Information given:

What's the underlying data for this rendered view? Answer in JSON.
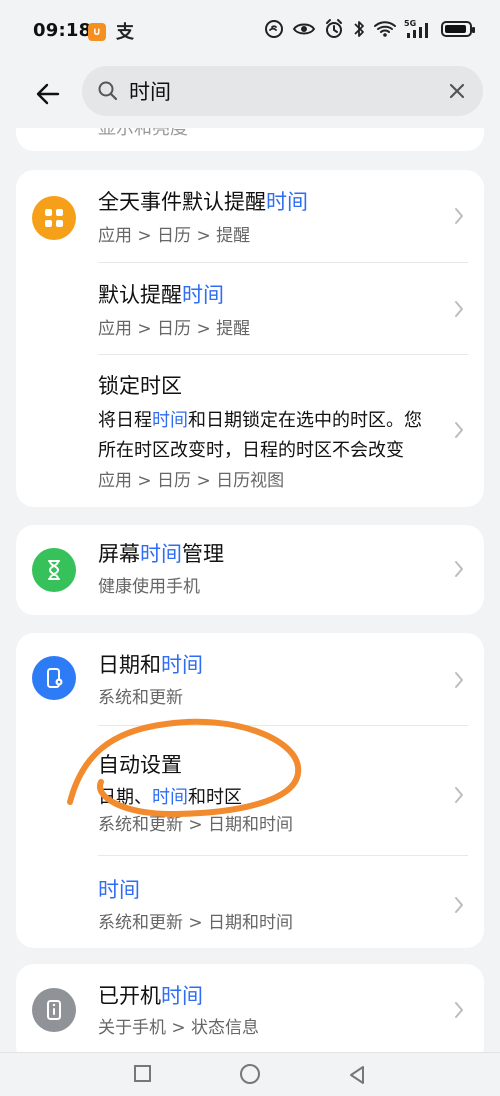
{
  "status_bar": {
    "time": "09:18",
    "mini_app_label": "∪",
    "payment_char": "支",
    "network": "5G"
  },
  "search": {
    "value": "时间"
  },
  "partial": {
    "label": "显示和亮度"
  },
  "cards": [
    {
      "icon": "apps-grid-icon",
      "color": "#f6a01a",
      "rows": [
        {
          "title_before": "全天事件默认提醒",
          "title_highlight": "时间",
          "title_after": "",
          "path": "应用 > 日历 > 提醒"
        },
        {
          "title_before": "默认提醒",
          "title_highlight": "时间",
          "title_after": "",
          "path": "应用 > 日历 > 提醒"
        },
        {
          "title_before": "锁定时区",
          "title_highlight": "",
          "title_after": "",
          "desc_line1_before": "将日程",
          "desc_line1_highlight": "时间",
          "desc_line1_after": "和日期锁定在选中的时区。您",
          "desc_line2": "所在时区改变时，日程的时区不会改变",
          "path": "应用 > 日历 > 日历视图"
        }
      ]
    },
    {
      "icon": "hourglass-icon",
      "color": "#37c15a",
      "rows": [
        {
          "title_before": "屏幕",
          "title_highlight": "时间",
          "title_after": "管理",
          "path": "健康使用手机"
        }
      ]
    },
    {
      "icon": "phone-settings-icon",
      "color": "#2d7cf6",
      "rows": [
        {
          "title_before": "日期和",
          "title_highlight": "时间",
          "title_after": "",
          "path": "系统和更新"
        },
        {
          "title_before": "自动设置",
          "title_highlight": "",
          "title_after": "",
          "desc_before": "日期、",
          "desc_highlight": "时间",
          "desc_after": "和时区",
          "path": "系统和更新 > 日期和时间"
        },
        {
          "title_before": "",
          "title_highlight": "时间",
          "title_after": "",
          "path": "系统和更新 > 日期和时间"
        }
      ]
    },
    {
      "icon": "info-phone-icon",
      "color": "#8f9398",
      "rows": [
        {
          "title_before": "已开机",
          "title_highlight": "时间",
          "title_after": "",
          "path": "关于手机 > 状态信息"
        }
      ]
    }
  ],
  "colors": {
    "accent": "#2f6df4",
    "annotation": "#f28a2e"
  }
}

Aim:
Please repeat the entries exactly. Do not include the pictures.

Written answer:
What's the underlying data for this rendered view? Answer in JSON.
{
  "status_bar": {
    "time": "09:18",
    "mini_app_label": "∪",
    "payment_char": "支",
    "network": "5G"
  },
  "search": {
    "value": "时间"
  },
  "partial": {
    "label": "显示和亮度"
  },
  "cards": [
    {
      "icon": "apps-grid-icon",
      "color": "#f6a01a",
      "rows": [
        {
          "title_before": "全天事件默认提醒",
          "title_highlight": "时间",
          "title_after": "",
          "path": "应用 > 日历 > 提醒"
        },
        {
          "title_before": "默认提醒",
          "title_highlight": "时间",
          "title_after": "",
          "path": "应用 > 日历 > 提醒"
        },
        {
          "title_before": "锁定时区",
          "title_highlight": "",
          "title_after": "",
          "desc_line1_before": "将日程",
          "desc_line1_highlight": "时间",
          "desc_line1_after": "和日期锁定在选中的时区。您",
          "desc_line2": "所在时区改变时，日程的时区不会改变",
          "path": "应用 > 日历 > 日历视图"
        }
      ]
    },
    {
      "icon": "hourglass-icon",
      "color": "#37c15a",
      "rows": [
        {
          "title_before": "屏幕",
          "title_highlight": "时间",
          "title_after": "管理",
          "path": "健康使用手机"
        }
      ]
    },
    {
      "icon": "phone-settings-icon",
      "color": "#2d7cf6",
      "rows": [
        {
          "title_before": "日期和",
          "title_highlight": "时间",
          "title_after": "",
          "path": "系统和更新"
        },
        {
          "title_before": "自动设置",
          "title_highlight": "",
          "title_after": "",
          "desc_before": "日期、",
          "desc_highlight": "时间",
          "desc_after": "和时区",
          "path": "系统和更新 > 日期和时间"
        },
        {
          "title_before": "",
          "title_highlight": "时间",
          "title_after": "",
          "path": "系统和更新 > 日期和时间"
        }
      ]
    },
    {
      "icon": "info-phone-icon",
      "color": "#8f9398",
      "rows": [
        {
          "title_before": "已开机",
          "title_highlight": "时间",
          "title_after": "",
          "path": "关于手机 > 状态信息"
        }
      ]
    }
  ],
  "colors": {
    "accent": "#2f6df4",
    "annotation": "#f28a2e"
  }
}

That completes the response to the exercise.